*WORK TO DO*.
Write out each line beneath this one exactly as it reads.
-- BEGIN --
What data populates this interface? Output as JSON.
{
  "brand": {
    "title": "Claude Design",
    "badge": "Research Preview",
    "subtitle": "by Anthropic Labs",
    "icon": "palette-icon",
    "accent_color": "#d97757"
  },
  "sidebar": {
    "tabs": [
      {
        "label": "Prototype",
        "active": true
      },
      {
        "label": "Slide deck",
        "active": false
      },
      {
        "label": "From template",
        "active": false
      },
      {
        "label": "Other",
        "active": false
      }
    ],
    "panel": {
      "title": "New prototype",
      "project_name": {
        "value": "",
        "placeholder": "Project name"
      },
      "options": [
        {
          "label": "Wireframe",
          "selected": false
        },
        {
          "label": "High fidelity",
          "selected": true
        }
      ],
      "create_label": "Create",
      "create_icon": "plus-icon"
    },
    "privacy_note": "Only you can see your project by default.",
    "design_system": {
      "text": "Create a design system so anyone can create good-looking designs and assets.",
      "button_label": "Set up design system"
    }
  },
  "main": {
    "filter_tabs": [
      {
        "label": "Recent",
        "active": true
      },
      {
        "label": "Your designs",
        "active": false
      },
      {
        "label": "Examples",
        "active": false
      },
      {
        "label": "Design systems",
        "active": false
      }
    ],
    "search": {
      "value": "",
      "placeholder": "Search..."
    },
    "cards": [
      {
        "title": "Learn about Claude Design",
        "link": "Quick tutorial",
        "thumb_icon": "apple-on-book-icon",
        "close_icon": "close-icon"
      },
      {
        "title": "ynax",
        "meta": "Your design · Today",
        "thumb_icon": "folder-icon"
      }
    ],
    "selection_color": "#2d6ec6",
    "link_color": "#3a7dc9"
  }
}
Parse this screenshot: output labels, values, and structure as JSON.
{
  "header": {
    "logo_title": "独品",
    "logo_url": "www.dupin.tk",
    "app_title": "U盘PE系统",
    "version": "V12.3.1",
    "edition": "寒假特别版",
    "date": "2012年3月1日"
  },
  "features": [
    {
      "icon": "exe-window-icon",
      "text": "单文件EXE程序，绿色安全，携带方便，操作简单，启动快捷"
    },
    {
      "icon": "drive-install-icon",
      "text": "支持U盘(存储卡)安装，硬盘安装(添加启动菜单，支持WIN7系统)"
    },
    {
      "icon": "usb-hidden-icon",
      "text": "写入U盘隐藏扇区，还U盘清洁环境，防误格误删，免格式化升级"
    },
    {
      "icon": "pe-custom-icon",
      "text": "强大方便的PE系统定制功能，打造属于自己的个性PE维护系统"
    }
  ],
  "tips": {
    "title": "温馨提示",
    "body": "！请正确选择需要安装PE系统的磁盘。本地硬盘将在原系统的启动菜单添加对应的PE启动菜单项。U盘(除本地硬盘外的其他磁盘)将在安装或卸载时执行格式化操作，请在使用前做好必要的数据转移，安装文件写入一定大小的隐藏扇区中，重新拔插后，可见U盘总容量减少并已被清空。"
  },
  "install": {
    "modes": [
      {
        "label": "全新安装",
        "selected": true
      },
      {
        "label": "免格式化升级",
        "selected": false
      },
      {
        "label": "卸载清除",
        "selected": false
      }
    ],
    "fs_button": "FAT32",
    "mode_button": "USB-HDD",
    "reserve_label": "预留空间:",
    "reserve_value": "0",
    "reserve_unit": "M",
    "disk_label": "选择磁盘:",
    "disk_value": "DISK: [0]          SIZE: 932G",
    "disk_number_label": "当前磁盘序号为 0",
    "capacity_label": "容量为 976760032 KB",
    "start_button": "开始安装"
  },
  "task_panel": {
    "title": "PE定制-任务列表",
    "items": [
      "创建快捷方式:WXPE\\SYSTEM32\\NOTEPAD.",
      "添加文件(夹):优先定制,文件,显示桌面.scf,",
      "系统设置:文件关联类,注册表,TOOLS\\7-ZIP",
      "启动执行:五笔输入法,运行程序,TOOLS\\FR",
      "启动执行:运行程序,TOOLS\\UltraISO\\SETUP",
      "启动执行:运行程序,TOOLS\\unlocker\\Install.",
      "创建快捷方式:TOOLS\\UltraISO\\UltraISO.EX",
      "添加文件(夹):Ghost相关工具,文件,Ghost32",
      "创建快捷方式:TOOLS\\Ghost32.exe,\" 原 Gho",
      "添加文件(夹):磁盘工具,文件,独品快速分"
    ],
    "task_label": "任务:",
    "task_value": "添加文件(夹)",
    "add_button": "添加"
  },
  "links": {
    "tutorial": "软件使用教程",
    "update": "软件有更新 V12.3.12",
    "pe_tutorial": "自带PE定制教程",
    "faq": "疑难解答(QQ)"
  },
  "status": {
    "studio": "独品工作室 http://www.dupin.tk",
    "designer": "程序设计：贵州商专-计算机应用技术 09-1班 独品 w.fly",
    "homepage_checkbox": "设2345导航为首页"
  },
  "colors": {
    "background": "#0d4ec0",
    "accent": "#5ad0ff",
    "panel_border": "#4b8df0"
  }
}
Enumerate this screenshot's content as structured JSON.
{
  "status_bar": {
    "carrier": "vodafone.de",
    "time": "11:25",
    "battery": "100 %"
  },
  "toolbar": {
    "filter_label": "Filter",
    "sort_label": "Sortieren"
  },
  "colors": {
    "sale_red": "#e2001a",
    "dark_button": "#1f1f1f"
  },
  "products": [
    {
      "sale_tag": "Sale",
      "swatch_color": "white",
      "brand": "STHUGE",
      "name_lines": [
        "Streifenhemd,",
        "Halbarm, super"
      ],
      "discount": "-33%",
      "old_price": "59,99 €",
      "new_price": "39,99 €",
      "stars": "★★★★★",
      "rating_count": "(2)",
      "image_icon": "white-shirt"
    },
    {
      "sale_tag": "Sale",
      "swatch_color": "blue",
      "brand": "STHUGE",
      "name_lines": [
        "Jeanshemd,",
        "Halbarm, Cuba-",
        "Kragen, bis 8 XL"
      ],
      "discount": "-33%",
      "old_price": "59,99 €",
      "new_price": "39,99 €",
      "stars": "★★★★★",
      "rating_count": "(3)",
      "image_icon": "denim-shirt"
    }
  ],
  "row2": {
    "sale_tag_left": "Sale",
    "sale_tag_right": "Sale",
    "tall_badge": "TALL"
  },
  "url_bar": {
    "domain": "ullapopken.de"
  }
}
-- END --
*ANSWER FOR THE TASK*.
What data populates this interface? Output as JSON.
{
  "brand": {
    "title": "Claude Design",
    "badge": "Research Preview",
    "subtitle": "by Anthropic Labs",
    "icon": "palette-icon",
    "accent_color": "#d97757"
  },
  "sidebar": {
    "tabs": [
      {
        "label": "Prototype",
        "active": true
      },
      {
        "label": "Slide deck",
        "active": false
      },
      {
        "label": "From template",
        "active": false
      },
      {
        "label": "Other",
        "active": false
      }
    ],
    "panel": {
      "title": "New prototype",
      "project_name": {
        "value": "",
        "placeholder": "Project name"
      },
      "options": [
        {
          "label": "Wireframe",
          "selected": false
        },
        {
          "label": "High fidelity",
          "selected": true
        }
      ],
      "create_label": "Create",
      "create_icon": "plus-icon"
    },
    "privacy_note": "Only you can see your project by default.",
    "design_system": {
      "text": "Create a design system so anyone can create good-looking designs and assets.",
      "button_label": "Set up design system"
    }
  },
  "main": {
    "filter_tabs": [
      {
        "label": "Recent",
        "active": true
      },
      {
        "label": "Your designs",
        "active": false
      },
      {
        "label": "Examples",
        "active": false
      },
      {
        "label": "Design systems",
        "active": false
      }
    ],
    "search": {
      "value": "",
      "placeholder": "Search..."
    },
    "cards": [
      {
        "title": "Learn about Claude Design",
        "link": "Quick tutorial",
        "thumb_icon": "apple-on-book-icon",
        "close_icon": "close-icon"
      },
      {
        "title": "ynax",
        "meta": "Your design · Today",
        "thumb_icon": "folder-icon"
      }
    ],
    "selection_color": "#2d6ec6",
    "link_color": "#3a7dc9"
  }
}
Parse this screenshot: output labels, values, and structure as JSON.
{
  "header": {
    "logo_title": "独品",
    "logo_url": "www.dupin.tk",
    "app_title": "U盘PE系统",
    "version": "V12.3.1",
    "edition": "寒假特别版",
    "date": "2012年3月1日"
  },
  "features": [
    {
      "icon": "exe-window-icon",
      "text": "单文件EXE程序，绿色安全，携带方便，操作简单，启动快捷"
    },
    {
      "icon": "drive-install-icon",
      "text": "支持U盘(存储卡)安装，硬盘安装(添加启动菜单，支持WIN7系统)"
    },
    {
      "icon": "usb-hidden-icon",
      "text": "写入U盘隐藏扇区，还U盘清洁环境，防误格误删，免格式化升级"
    },
    {
      "icon": "pe-custom-icon",
      "text": "强大方便的PE系统定制功能，打造属于自己的个性PE维护系统"
    }
  ],
  "tips": {
    "title": "温馨提示",
    "body": "！请正确选择需要安装PE系统的磁盘。本地硬盘将在原系统的启动菜单添加对应的PE启动菜单项。U盘(除本地硬盘外的其他磁盘)将在安装或卸载时执行格式化操作，请在使用前做好必要的数据转移，安装文件写入一定大小的隐藏扇区中，重新拔插后，可见U盘总容量减少并已被清空。"
  },
  "install": {
    "modes": [
      {
        "label": "全新安装",
        "selected": true
      },
      {
        "label": "免格式化升级",
        "selected": false
      },
      {
        "label": "卸载清除",
        "selected": false
      }
    ],
    "fs_button": "FAT32",
    "mode_button": "USB-HDD",
    "reserve_label": "预留空间:",
    "reserve_value": "0",
    "reserve_unit": "M",
    "disk_label": "选择磁盘:",
    "disk_value": "DISK: [0]          SIZE: 932G",
    "disk_number_label": "当前磁盘序号为 0",
    "capacity_label": "容量为 976760032 KB",
    "start_button": "开始安装"
  },
  "task_panel": {
    "title": "PE定制-任务列表",
    "items": [
      "创建快捷方式:WXPE\\SYSTEM32\\NOTEPAD.",
      "添加文件(夹):优先定制,文件,显示桌面.scf,",
      "系统设置:文件关联类,注册表,TOOLS\\7-ZIP",
      "启动执行:五笔输入法,运行程序,TOOLS\\FR",
      "启动执行:运行程序,TOOLS\\UltraISO\\SETUP",
      "启动执行:运行程序,TOOLS\\unlocker\\Install.",
      "创建快捷方式:TOOLS\\UltraISO\\UltraISO.EX",
      "添加文件(夹):Ghost相关工具,文件,Ghost32",
      "创建快捷方式:TOOLS\\Ghost32.exe,\" 原 Gho",
      "添加文件(夹):磁盘工具,文件,独品快速分"
    ],
    "task_label": "任务:",
    "task_value": "添加文件(夹)",
    "add_button": "添加"
  },
  "links": {
    "tutorial": "软件使用教程",
    "update": "软件有更新 V12.3.12",
    "pe_tutorial": "自带PE定制教程",
    "faq": "疑难解答(QQ)"
  },
  "status": {
    "studio": "独品工作室 http://www.dupin.tk",
    "designer": "程序设计：贵州商专-计算机应用技术 09-1班 独品 w.fly",
    "homepage_checkbox": "设2345导航为首页"
  },
  "colors": {
    "background": "#0d4ec0",
    "accent": "#5ad0ff",
    "panel_border": "#4b8df0"
  }
}
Enumerate this screenshot's content as structured JSON.
{
  "status_bar": {
    "carrier": "vodafone.de",
    "time": "11:25",
    "battery": "100 %"
  },
  "toolbar": {
    "filter_label": "Filter",
    "sort_label": "Sortieren"
  },
  "colors": {
    "sale_red": "#e2001a",
    "dark_button": "#1f1f1f"
  },
  "products": [
    {
      "sale_tag": "Sale",
      "swatch_color": "white",
      "brand": "STHUGE",
      "name_lines": [
        "Streifenhemd,",
        "Halbarm, super"
      ],
      "discount": "-33%",
      "old_price": "59,99 €",
      "new_price": "39,99 €",
      "stars": "★★★★★",
      "rating_count": "(2)",
      "image_icon": "white-shirt"
    },
    {
      "sale_tag": "Sale",
      "swatch_color": "blue",
      "brand": "STHUGE",
      "name_lines": [
        "Jeanshemd,",
        "Halbarm, Cuba-",
        "Kragen, bis 8 XL"
      ],
      "discount": "-33%",
      "old_price": "59,99 €",
      "new_price": "39,99 €",
      "stars": "★★★★★",
      "rating_count": "(3)",
      "image_icon": "denim-shirt"
    }
  ],
  "row2": {
    "sale_tag_left": "Sale",
    "sale_tag_right": "Sale",
    "tall_badge": "TALL"
  },
  "url_bar": {
    "domain": "ullapopken.de"
  }
}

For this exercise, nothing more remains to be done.